::: Provided records
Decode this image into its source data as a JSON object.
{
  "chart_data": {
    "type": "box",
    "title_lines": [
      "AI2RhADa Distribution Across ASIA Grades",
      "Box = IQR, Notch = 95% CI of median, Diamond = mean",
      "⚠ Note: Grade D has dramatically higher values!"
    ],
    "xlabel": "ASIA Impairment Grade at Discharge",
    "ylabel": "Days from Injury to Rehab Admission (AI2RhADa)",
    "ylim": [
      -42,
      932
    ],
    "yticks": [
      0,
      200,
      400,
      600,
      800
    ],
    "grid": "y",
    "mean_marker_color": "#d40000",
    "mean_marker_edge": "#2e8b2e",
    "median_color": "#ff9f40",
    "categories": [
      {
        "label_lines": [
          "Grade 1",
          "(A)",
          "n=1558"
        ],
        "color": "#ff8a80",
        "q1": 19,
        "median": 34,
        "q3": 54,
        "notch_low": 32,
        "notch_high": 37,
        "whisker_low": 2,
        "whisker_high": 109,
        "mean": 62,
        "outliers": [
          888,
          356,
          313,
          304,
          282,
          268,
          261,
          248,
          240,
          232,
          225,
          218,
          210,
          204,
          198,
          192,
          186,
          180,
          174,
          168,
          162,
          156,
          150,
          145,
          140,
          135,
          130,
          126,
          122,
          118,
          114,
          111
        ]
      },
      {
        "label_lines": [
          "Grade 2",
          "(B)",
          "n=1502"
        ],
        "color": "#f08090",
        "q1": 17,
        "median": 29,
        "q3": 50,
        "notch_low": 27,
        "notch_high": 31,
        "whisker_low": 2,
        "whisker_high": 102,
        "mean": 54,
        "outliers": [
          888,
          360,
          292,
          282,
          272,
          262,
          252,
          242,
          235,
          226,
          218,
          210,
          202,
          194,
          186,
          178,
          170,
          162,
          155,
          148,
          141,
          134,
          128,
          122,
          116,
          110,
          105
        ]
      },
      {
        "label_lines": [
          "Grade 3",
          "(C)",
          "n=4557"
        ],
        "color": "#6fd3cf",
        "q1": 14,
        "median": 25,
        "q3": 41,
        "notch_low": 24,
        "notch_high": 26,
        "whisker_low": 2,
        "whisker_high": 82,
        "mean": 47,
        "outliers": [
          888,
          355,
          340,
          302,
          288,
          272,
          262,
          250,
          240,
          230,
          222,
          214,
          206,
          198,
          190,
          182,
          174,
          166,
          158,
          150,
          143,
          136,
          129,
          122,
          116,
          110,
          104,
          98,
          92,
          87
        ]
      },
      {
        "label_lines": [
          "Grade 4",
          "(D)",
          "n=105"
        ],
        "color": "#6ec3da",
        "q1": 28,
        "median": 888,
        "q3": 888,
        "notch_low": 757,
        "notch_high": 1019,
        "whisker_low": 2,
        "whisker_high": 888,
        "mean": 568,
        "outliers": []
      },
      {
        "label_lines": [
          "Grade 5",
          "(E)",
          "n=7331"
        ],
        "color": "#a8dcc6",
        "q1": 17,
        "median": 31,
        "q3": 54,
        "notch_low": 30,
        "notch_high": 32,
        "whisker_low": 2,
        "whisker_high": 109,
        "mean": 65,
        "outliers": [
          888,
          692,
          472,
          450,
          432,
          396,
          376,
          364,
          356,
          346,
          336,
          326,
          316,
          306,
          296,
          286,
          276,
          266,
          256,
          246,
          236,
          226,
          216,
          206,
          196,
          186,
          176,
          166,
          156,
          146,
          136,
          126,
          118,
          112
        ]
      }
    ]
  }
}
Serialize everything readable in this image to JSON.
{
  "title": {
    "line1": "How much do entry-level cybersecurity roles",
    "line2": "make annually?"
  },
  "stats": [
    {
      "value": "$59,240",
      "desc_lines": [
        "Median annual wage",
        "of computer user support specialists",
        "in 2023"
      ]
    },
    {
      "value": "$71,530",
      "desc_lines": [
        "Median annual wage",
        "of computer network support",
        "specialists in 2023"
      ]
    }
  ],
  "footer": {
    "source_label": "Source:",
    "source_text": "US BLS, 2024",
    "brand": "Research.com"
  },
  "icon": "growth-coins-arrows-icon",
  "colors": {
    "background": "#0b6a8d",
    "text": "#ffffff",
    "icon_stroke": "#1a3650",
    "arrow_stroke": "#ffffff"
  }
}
::::::
**Goal**
Return every record above exactly as it appears.

**Task response**
Decode this image into its source data as a JSON object.
{
  "chart_data": {
    "type": "box",
    "title_lines": [
      "AI2RhADa Distribution Across ASIA Grades",
      "Box = IQR, Notch = 95% CI of median, Diamond = mean",
      "⚠ Note: Grade D has dramatically higher values!"
    ],
    "xlabel": "ASIA Impairment Grade at Discharge",
    "ylabel": "Days from Injury to Rehab Admission (AI2RhADa)",
    "ylim": [
      -42,
      932
    ],
    "yticks": [
      0,
      200,
      400,
      600,
      800
    ],
    "grid": "y",
    "mean_marker_color": "#d40000",
    "mean_marker_edge": "#2e8b2e",
    "median_color": "#ff9f40",
    "categories": [
      {
        "label_lines": [
          "Grade 1",
          "(A)",
          "n=1558"
        ],
        "color": "#ff8a80",
        "q1": 19,
        "median": 34,
        "q3": 54,
        "notch_low": 32,
        "notch_high": 37,
        "whisker_low": 2,
        "whisker_high": 109,
        "mean": 62,
        "outliers": [
          888,
          356,
          313,
          304,
          282,
          268,
          261,
          248,
          240,
          232,
          225,
          218,
          210,
          204,
          198,
          192,
          186,
          180,
          174,
          168,
          162,
          156,
          150,
          145,
          140,
          135,
          130,
          126,
          122,
          118,
          114,
          111
        ]
      },
      {
        "label_lines": [
          "Grade 2",
          "(B)",
          "n=1502"
        ],
        "color": "#f08090",
        "q1": 17,
        "median": 29,
        "q3": 50,
        "notch_low": 27,
        "notch_high": 31,
        "whisker_low": 2,
        "whisker_high": 102,
        "mean": 54,
        "outliers": [
          888,
          360,
          292,
          282,
          272,
          262,
          252,
          242,
          235,
          226,
          218,
          210,
          202,
          194,
          186,
          178,
          170,
          162,
          155,
          148,
          141,
          134,
          128,
          122,
          116,
          110,
          105
        ]
      },
      {
        "label_lines": [
          "Grade 3",
          "(C)",
          "n=4557"
        ],
        "color": "#6fd3cf",
        "q1": 14,
        "median": 25,
        "q3": 41,
        "notch_low": 24,
        "notch_high": 26,
        "whisker_low": 2,
        "whisker_high": 82,
        "mean": 47,
        "outliers": [
          888,
          355,
          340,
          302,
          288,
          272,
          262,
          250,
          240,
          230,
          222,
          214,
          206,
          198,
          190,
          182,
          174,
          166,
          158,
          150,
          143,
          136,
          129,
          122,
          116,
          110,
          104,
          98,
          92,
          87
        ]
      },
      {
        "label_lines": [
          "Grade 4",
          "(D)",
          "n=105"
        ],
        "color": "#6ec3da",
        "q1": 28,
        "median": 888,
        "q3": 888,
        "notch_low": 757,
        "notch_high": 1019,
        "whisker_low": 2,
        "whisker_high": 888,
        "mean": 568,
        "outliers": []
      },
      {
        "label_lines": [
          "Grade 5",
          "(E)",
          "n=7331"
        ],
        "color": "#a8dcc6",
        "q1": 17,
        "median": 31,
        "q3": 54,
        "notch_low": 30,
        "notch_high": 32,
        "whisker_low": 2,
        "whisker_high": 109,
        "mean": 65,
        "outliers": [
          888,
          692,
          472,
          450,
          432,
          396,
          376,
          364,
          356,
          346,
          336,
          326,
          316,
          306,
          296,
          286,
          276,
          266,
          256,
          246,
          236,
          226,
          216,
          206,
          196,
          186,
          176,
          166,
          156,
          146,
          136,
          126,
          118,
          112
        ]
      }
    ]
  }
}
Serialize everything readable in this image to JSON.
{
  "title": {
    "line1": "How much do entry-level cybersecurity roles",
    "line2": "make annually?"
  },
  "stats": [
    {
      "value": "$59,240",
      "desc_lines": [
        "Median annual wage",
        "of computer user support specialists",
        "in 2023"
      ]
    },
    {
      "value": "$71,530",
      "desc_lines": [
        "Median annual wage",
        "of computer network support",
        "specialists in 2023"
      ]
    }
  ],
  "footer": {
    "source_label": "Source:",
    "source_text": "US BLS, 2024",
    "brand": "Research.com"
  },
  "icon": "growth-coins-arrows-icon",
  "colors": {
    "background": "#0b6a8d",
    "text": "#ffffff",
    "icon_stroke": "#1a3650",
    "arrow_stroke": "#ffffff"
  }
}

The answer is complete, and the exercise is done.